RECORD EXTRACTS -
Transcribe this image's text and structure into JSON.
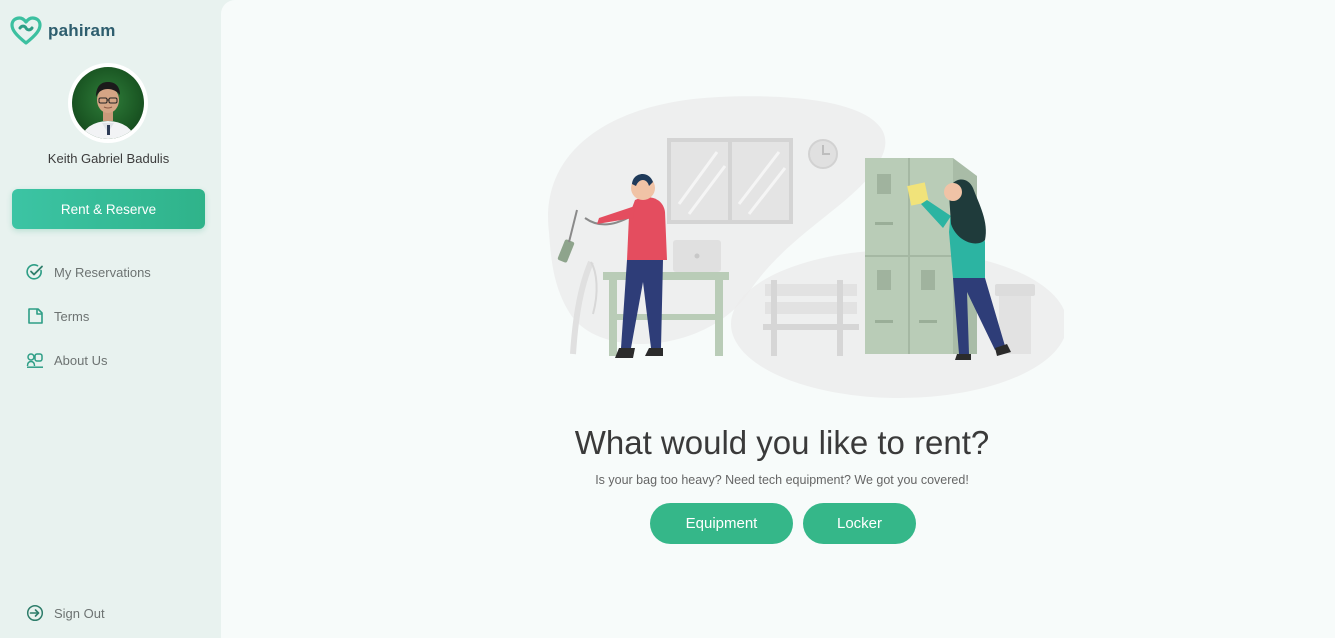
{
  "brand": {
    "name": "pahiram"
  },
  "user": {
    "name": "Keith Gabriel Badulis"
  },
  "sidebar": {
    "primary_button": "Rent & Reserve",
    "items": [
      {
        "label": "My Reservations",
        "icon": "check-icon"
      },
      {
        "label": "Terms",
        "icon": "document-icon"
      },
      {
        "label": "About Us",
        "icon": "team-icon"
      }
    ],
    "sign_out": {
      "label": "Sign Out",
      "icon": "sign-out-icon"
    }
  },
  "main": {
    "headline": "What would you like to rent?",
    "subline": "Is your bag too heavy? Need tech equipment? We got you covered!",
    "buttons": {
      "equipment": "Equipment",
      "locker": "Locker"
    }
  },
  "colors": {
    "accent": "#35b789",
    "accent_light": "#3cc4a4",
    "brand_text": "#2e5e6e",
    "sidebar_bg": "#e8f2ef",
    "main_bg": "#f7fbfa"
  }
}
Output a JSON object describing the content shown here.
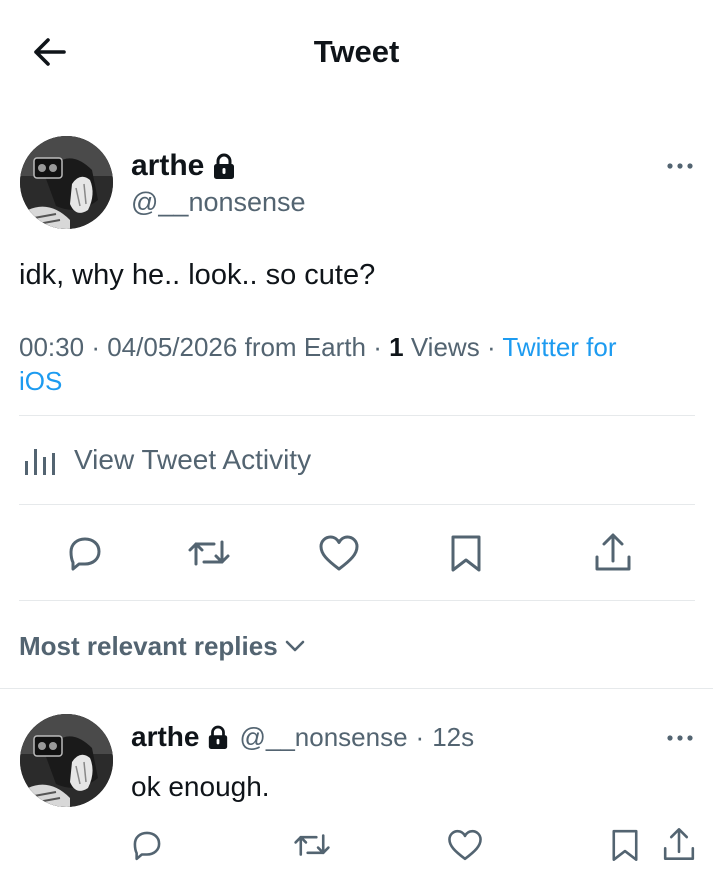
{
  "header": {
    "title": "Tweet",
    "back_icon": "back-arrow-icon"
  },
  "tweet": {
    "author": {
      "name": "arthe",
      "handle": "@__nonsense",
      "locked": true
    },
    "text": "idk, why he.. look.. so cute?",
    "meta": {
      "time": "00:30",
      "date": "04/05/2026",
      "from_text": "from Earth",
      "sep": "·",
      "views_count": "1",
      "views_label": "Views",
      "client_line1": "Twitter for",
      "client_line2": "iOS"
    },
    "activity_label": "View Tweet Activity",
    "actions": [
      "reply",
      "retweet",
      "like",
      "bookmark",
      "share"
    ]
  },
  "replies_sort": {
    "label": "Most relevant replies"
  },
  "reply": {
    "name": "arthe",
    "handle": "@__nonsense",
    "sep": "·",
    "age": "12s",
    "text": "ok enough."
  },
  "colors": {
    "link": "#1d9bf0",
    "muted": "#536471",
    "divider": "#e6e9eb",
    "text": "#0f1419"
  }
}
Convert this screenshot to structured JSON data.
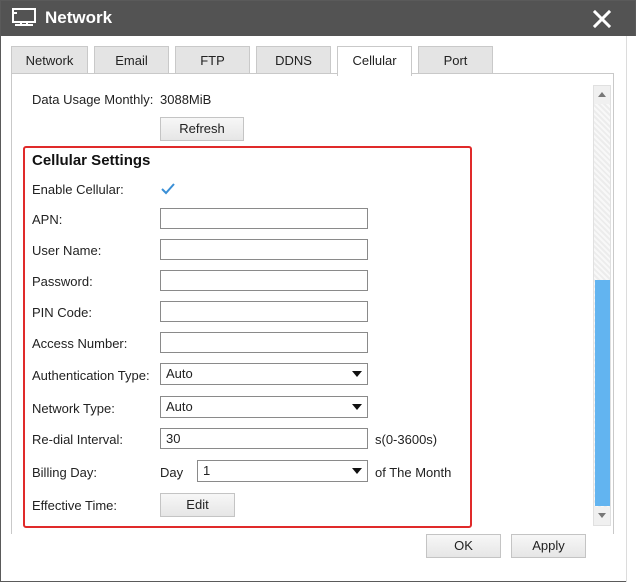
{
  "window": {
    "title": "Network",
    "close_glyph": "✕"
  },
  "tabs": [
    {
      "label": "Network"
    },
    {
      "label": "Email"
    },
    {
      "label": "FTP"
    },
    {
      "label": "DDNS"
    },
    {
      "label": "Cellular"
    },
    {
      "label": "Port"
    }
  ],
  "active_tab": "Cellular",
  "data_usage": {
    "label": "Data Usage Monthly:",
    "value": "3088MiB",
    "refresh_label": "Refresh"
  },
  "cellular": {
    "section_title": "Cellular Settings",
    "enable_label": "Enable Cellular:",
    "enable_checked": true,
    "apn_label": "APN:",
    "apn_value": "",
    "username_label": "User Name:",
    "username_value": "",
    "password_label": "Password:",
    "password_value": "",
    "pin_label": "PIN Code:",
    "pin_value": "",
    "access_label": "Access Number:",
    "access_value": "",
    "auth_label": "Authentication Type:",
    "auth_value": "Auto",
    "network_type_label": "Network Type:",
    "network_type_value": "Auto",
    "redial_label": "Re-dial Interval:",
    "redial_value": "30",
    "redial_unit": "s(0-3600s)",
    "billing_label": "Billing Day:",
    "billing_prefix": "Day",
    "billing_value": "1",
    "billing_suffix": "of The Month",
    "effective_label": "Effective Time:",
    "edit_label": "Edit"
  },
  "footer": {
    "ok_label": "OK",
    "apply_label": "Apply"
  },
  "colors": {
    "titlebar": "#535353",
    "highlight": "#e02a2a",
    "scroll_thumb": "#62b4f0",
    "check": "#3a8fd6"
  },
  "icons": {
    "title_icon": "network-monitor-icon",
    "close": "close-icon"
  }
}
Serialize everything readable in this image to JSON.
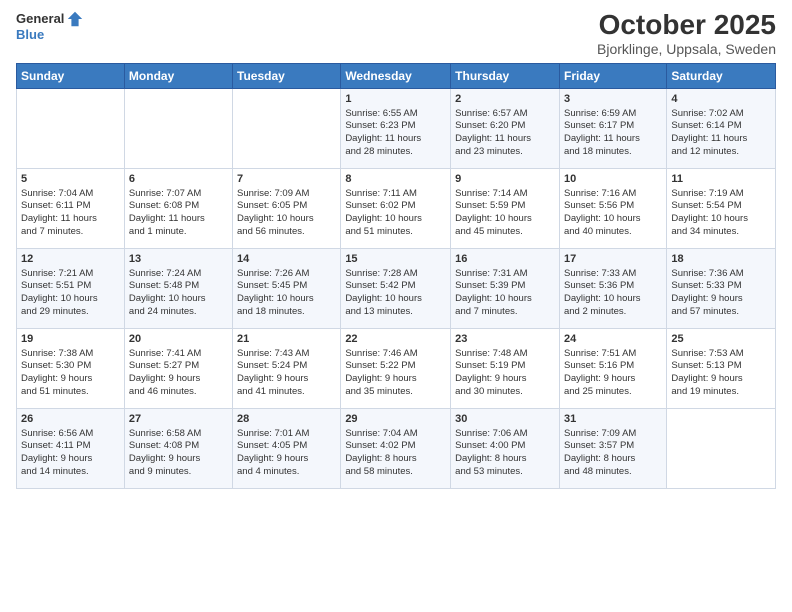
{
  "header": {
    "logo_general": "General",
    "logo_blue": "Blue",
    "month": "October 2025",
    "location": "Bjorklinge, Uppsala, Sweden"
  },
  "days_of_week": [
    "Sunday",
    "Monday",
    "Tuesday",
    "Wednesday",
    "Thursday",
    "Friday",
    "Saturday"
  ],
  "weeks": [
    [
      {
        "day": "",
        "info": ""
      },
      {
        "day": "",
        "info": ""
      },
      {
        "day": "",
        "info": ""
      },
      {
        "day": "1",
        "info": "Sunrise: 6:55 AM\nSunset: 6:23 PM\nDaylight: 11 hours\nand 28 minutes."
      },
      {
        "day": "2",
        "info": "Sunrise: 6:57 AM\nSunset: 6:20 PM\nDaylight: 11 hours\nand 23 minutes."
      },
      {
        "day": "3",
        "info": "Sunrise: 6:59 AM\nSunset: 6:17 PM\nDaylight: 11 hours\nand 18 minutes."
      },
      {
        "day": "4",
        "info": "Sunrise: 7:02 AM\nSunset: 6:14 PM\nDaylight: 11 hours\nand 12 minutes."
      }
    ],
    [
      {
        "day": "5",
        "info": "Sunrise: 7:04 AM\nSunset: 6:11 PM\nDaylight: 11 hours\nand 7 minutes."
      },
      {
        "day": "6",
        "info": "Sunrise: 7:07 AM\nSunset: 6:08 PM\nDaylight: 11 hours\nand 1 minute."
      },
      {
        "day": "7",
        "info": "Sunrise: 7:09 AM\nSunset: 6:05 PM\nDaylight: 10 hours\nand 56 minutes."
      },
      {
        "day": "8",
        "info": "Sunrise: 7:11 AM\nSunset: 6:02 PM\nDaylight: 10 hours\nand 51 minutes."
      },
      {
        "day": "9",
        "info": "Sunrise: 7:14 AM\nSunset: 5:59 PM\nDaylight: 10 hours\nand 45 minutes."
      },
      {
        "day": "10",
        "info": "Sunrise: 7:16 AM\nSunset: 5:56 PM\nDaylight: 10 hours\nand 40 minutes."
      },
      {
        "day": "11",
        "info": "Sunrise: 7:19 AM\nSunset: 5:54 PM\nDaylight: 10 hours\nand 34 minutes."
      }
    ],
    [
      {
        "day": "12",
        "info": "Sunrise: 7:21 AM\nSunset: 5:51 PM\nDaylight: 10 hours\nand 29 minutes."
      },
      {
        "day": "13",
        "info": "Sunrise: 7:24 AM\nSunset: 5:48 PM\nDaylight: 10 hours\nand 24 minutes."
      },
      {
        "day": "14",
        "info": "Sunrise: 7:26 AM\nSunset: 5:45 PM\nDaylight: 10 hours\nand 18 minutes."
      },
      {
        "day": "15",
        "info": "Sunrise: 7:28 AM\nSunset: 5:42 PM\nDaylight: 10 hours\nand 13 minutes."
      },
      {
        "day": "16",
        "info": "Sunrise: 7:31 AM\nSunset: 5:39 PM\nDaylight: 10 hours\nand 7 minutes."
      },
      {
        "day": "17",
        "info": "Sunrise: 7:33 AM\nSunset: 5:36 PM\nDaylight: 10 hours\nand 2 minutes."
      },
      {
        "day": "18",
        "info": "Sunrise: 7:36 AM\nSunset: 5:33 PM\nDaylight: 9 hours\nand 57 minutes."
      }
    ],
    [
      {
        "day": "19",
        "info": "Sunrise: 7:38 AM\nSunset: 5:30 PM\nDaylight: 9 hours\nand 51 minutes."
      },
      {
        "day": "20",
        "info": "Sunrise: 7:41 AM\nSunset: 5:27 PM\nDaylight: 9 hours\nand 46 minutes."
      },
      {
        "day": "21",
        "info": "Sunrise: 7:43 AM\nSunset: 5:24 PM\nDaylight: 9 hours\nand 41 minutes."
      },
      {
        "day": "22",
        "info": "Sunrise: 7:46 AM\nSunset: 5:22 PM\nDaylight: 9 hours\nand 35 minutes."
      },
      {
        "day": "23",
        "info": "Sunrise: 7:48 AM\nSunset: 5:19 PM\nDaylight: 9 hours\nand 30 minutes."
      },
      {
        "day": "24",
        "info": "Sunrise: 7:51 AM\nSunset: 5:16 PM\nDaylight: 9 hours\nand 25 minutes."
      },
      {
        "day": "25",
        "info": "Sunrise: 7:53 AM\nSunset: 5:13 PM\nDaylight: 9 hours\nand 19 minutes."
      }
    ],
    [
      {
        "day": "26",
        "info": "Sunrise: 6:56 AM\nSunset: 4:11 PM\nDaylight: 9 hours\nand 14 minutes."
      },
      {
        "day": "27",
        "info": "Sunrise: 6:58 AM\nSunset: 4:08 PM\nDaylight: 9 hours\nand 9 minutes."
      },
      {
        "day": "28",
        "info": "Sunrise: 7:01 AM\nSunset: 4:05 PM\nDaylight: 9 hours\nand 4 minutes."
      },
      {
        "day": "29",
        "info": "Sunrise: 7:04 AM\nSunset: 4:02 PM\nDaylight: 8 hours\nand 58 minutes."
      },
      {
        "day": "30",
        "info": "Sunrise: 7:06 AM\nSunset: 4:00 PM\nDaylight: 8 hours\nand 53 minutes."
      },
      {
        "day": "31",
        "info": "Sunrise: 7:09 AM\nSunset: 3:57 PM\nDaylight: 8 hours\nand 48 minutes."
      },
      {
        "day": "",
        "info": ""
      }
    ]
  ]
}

EXERCISE DESCRIPTION -
Locate the string "this" in the listing above and copy every line where it occurs.

CORRECT RESPONSE -
Transcribe this image's text and structure into JSON.
Convert this screenshot to structured JSON data.
Serialize everything readable in this image to JSON.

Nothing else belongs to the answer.